What to work on :: From the entries that follow, report every line in which "escalated" occurs.
◇ ◇ ◇
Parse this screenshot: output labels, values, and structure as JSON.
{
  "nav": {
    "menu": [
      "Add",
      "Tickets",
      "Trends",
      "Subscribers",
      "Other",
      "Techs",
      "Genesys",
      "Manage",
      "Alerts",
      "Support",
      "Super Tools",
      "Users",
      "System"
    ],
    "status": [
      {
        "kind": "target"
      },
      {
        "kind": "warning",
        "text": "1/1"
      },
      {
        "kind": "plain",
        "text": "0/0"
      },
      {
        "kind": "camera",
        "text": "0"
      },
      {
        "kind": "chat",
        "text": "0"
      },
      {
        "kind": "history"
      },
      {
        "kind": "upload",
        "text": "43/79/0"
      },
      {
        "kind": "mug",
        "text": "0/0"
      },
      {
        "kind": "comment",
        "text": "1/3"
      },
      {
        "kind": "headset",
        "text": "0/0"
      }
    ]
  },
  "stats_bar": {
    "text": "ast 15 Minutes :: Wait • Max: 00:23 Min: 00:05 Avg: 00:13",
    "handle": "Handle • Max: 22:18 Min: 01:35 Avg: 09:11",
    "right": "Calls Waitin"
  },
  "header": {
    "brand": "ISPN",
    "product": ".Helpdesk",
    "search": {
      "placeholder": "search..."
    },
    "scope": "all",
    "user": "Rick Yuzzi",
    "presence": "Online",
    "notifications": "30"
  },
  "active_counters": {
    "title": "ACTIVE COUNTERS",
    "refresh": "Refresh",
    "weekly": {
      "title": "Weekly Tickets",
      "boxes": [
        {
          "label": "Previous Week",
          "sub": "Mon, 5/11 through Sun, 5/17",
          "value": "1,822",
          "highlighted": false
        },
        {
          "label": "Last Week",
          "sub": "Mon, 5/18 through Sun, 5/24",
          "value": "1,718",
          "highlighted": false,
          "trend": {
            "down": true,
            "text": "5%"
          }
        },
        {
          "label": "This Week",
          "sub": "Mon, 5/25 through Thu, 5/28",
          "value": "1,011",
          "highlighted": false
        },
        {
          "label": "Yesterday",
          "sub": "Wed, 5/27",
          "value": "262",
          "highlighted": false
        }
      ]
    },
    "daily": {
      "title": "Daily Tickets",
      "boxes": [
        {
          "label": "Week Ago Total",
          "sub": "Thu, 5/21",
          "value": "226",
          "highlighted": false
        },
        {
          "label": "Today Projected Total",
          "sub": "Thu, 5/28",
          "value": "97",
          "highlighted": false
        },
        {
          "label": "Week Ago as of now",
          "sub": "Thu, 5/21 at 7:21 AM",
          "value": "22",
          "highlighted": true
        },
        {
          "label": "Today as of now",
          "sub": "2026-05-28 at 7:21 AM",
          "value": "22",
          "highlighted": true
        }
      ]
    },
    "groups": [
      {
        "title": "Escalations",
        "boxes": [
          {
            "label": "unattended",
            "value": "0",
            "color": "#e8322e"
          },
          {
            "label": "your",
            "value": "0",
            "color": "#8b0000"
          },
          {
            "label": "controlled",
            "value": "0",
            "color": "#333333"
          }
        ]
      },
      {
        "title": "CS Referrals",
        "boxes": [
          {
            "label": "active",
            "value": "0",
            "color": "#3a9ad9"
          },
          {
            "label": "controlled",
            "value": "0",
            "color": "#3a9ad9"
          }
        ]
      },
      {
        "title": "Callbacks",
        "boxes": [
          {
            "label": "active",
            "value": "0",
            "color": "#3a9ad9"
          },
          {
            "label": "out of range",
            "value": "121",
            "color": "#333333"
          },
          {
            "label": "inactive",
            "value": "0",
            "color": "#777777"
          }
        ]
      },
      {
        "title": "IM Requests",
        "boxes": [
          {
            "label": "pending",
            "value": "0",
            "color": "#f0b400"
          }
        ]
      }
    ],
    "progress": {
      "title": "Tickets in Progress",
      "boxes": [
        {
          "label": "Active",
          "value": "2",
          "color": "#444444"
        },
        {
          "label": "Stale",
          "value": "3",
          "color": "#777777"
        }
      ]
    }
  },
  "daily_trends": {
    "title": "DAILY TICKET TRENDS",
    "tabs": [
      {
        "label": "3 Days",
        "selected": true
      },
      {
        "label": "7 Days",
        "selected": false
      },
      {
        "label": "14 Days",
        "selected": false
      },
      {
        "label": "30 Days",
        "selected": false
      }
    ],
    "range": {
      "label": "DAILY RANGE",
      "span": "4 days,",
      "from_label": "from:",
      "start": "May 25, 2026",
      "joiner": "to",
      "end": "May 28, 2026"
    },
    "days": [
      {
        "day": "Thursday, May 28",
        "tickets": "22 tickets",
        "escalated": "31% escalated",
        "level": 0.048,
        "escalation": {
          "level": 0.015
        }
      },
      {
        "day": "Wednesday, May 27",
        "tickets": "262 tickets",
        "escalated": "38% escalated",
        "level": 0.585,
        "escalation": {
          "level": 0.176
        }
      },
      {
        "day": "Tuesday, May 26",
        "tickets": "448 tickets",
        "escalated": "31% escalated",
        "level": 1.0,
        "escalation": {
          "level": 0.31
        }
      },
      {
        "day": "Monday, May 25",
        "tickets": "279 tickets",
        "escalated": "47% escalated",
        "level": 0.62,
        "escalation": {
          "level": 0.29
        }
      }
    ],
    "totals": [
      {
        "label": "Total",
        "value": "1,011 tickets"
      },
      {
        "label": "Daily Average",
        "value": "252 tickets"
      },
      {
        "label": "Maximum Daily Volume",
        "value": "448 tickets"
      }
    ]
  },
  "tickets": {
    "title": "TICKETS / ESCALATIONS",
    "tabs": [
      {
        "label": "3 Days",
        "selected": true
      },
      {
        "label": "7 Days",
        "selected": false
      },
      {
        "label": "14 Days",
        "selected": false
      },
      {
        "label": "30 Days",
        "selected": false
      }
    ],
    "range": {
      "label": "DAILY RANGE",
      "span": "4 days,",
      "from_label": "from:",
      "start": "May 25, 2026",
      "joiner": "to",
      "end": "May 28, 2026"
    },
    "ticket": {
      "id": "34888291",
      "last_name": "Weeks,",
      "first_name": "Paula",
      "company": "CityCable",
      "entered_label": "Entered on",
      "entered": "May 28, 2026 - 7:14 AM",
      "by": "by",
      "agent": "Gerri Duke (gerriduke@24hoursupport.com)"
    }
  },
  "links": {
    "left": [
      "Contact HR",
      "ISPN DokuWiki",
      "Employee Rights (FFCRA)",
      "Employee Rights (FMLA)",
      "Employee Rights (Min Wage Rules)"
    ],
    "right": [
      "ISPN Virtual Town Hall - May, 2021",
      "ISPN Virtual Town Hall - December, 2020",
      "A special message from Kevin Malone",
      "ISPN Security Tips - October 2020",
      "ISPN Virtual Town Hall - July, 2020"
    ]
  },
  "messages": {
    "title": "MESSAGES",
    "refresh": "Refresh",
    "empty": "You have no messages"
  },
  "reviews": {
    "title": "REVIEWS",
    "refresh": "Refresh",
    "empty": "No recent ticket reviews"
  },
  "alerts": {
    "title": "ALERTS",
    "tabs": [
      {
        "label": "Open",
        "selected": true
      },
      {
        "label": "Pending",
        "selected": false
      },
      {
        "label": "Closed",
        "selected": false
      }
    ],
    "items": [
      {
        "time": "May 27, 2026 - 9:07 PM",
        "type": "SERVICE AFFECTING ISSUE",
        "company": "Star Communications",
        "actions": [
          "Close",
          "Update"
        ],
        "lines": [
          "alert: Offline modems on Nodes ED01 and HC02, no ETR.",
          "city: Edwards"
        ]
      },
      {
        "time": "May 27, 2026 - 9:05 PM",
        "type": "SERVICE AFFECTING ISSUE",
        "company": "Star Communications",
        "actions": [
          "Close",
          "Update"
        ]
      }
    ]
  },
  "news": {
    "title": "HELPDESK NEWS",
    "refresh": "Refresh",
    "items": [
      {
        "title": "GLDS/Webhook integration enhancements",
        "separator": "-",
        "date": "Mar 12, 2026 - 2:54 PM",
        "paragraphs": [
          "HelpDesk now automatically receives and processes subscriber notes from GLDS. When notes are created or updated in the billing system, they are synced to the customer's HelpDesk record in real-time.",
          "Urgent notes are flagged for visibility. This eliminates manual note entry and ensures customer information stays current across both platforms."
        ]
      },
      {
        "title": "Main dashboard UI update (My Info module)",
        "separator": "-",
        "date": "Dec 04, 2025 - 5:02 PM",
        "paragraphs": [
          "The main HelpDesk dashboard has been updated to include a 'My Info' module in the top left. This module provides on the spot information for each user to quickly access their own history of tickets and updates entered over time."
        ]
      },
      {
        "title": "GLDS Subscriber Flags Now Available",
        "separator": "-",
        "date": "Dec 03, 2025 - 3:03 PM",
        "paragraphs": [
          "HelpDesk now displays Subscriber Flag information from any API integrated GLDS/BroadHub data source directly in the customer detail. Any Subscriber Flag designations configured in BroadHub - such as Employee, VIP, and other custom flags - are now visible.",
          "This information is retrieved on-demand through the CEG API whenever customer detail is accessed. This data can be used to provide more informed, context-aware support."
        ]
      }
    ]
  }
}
◇ ◇ ◇
Solved problem ::
        "escalated": "31% escalated",
        "escalated": "38% escalated",
        "escalated": "31% escalated",
        "escalated": "47% escalated",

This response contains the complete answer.